[Collected data]
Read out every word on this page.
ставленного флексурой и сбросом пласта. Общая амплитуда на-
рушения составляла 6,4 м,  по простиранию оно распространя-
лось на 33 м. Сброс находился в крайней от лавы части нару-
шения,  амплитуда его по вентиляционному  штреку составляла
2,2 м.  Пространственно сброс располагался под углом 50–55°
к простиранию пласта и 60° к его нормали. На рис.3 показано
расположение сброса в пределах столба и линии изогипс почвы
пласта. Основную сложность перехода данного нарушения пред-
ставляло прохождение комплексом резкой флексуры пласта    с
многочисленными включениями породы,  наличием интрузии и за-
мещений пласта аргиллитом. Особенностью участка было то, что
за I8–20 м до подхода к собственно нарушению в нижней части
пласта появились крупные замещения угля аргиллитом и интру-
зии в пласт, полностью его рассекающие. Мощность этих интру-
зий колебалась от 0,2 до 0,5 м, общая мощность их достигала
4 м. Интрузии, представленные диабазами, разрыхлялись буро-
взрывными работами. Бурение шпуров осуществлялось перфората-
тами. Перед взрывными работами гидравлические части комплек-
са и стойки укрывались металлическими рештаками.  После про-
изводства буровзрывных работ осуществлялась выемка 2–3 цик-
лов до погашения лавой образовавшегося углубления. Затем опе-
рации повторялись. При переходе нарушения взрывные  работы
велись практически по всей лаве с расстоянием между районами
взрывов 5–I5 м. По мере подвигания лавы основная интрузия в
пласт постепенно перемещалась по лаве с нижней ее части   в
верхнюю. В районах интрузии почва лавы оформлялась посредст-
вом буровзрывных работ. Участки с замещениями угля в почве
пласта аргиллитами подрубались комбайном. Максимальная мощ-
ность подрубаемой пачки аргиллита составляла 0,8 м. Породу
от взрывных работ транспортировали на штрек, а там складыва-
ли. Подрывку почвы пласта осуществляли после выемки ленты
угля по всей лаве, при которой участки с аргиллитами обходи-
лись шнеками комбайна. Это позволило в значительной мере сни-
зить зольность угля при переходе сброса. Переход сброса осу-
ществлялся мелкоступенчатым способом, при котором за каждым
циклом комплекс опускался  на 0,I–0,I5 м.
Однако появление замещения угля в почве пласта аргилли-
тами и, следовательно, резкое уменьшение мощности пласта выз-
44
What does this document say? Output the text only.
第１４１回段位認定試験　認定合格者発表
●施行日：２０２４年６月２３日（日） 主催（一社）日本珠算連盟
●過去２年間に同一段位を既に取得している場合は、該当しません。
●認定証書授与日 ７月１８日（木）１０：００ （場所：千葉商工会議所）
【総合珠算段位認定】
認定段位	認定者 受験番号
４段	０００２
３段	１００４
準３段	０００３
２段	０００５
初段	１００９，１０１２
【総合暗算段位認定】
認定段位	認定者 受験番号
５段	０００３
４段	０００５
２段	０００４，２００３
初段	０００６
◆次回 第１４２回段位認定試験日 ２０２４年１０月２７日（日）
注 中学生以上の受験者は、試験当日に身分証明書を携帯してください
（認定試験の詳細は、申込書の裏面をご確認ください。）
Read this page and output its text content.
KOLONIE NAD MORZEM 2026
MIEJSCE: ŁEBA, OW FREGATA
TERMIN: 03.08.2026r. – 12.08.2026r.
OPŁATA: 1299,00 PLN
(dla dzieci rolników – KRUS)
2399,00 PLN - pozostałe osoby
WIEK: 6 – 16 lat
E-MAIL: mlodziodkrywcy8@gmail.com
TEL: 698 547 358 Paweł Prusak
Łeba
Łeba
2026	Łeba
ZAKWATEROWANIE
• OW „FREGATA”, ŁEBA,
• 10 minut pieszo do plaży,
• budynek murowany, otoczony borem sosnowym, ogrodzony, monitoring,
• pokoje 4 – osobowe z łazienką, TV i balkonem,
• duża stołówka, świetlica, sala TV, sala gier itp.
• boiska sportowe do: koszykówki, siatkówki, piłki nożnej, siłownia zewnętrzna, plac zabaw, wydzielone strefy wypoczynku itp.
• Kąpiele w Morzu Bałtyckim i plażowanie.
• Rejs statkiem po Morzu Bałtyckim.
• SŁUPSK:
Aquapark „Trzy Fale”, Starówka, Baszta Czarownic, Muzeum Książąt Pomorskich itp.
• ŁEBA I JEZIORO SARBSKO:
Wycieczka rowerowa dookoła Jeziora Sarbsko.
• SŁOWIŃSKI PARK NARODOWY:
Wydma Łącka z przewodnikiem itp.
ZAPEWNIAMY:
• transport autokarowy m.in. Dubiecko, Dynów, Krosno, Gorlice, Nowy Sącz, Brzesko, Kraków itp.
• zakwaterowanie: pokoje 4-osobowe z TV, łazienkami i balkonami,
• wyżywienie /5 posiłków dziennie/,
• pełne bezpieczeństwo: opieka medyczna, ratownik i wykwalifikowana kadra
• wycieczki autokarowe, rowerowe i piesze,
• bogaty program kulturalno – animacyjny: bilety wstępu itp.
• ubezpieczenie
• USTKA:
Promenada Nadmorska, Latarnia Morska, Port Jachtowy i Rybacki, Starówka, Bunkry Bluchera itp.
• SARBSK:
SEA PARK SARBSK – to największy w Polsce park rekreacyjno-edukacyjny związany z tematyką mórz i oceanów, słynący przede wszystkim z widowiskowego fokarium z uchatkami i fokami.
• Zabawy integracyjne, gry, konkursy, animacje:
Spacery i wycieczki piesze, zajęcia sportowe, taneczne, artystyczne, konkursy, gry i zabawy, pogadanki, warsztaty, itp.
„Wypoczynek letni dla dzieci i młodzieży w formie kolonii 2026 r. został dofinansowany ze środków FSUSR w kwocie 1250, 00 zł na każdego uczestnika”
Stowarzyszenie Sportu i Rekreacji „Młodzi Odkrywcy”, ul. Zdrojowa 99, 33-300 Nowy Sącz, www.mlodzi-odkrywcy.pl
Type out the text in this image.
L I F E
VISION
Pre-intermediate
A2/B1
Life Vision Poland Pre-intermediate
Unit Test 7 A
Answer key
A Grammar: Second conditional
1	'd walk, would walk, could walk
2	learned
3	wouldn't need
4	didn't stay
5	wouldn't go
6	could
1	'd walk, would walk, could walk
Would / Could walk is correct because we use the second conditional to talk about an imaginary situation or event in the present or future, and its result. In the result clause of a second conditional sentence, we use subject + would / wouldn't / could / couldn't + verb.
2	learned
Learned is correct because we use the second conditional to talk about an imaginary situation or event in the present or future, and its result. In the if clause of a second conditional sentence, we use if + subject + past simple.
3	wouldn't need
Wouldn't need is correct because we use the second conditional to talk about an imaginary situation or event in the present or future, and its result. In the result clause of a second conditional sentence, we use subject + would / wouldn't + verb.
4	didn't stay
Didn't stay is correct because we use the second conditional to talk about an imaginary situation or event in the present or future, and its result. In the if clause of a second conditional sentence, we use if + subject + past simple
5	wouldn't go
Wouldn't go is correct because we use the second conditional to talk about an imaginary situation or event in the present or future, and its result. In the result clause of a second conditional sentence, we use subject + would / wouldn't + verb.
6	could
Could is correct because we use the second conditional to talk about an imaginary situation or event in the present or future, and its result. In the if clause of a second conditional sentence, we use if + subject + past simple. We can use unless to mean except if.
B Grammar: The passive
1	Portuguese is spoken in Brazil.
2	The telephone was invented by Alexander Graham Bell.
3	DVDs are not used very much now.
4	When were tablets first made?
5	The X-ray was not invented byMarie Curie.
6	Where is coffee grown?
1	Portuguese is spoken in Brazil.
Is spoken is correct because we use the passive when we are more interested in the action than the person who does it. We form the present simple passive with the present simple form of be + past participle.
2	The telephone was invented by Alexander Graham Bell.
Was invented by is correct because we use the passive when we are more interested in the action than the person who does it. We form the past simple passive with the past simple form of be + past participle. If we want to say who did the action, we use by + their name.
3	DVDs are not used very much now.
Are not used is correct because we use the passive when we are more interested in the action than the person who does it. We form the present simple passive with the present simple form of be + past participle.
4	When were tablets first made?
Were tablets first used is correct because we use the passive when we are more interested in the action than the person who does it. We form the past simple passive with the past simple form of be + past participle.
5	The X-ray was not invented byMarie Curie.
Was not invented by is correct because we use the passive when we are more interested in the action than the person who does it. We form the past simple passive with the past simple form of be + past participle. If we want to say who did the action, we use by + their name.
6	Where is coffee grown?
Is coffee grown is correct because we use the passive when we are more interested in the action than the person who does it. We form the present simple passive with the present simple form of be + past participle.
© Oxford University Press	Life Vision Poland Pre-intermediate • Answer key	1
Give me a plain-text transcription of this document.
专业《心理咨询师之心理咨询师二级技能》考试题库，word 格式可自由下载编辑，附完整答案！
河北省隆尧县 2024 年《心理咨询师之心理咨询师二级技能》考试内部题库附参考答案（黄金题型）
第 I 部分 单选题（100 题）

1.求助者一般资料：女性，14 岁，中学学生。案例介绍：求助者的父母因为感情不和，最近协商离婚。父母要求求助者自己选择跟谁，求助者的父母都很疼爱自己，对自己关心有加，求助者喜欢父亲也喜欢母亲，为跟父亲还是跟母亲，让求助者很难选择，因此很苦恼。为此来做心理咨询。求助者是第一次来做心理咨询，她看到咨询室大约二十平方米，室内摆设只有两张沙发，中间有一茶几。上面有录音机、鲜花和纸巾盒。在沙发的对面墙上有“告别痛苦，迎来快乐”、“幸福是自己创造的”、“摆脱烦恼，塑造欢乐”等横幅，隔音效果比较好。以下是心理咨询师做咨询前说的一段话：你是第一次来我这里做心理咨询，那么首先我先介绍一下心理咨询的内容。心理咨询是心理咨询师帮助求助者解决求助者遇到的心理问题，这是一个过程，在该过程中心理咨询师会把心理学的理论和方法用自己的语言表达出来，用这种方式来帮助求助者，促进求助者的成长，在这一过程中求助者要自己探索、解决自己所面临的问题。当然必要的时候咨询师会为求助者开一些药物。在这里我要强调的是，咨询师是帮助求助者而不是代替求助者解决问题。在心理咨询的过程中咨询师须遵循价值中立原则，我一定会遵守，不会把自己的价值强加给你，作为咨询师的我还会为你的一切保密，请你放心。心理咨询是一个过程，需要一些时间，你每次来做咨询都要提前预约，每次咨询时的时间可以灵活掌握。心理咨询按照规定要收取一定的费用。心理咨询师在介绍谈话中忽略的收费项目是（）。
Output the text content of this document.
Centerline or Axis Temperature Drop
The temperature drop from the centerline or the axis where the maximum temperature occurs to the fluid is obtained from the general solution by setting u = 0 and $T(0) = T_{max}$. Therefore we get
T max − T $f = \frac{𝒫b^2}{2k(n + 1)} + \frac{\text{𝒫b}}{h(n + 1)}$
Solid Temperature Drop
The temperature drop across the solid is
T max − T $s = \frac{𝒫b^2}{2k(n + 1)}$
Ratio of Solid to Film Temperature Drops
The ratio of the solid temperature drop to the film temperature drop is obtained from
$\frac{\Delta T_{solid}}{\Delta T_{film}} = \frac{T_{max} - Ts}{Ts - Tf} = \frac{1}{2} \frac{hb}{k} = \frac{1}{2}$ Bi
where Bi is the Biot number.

Problem details → Isolate each line of the listing above that includes "from". Copy it.

Solution for this problem →
The temperature drop from the centerline or the axis where the maximum temperature occurs to the fluid is obtained from the general solution by setting u = 0 and $T(0) = T_{max}$. Therefore we get
The ratio of the solid temperature drop to the film temperature drop is obtained from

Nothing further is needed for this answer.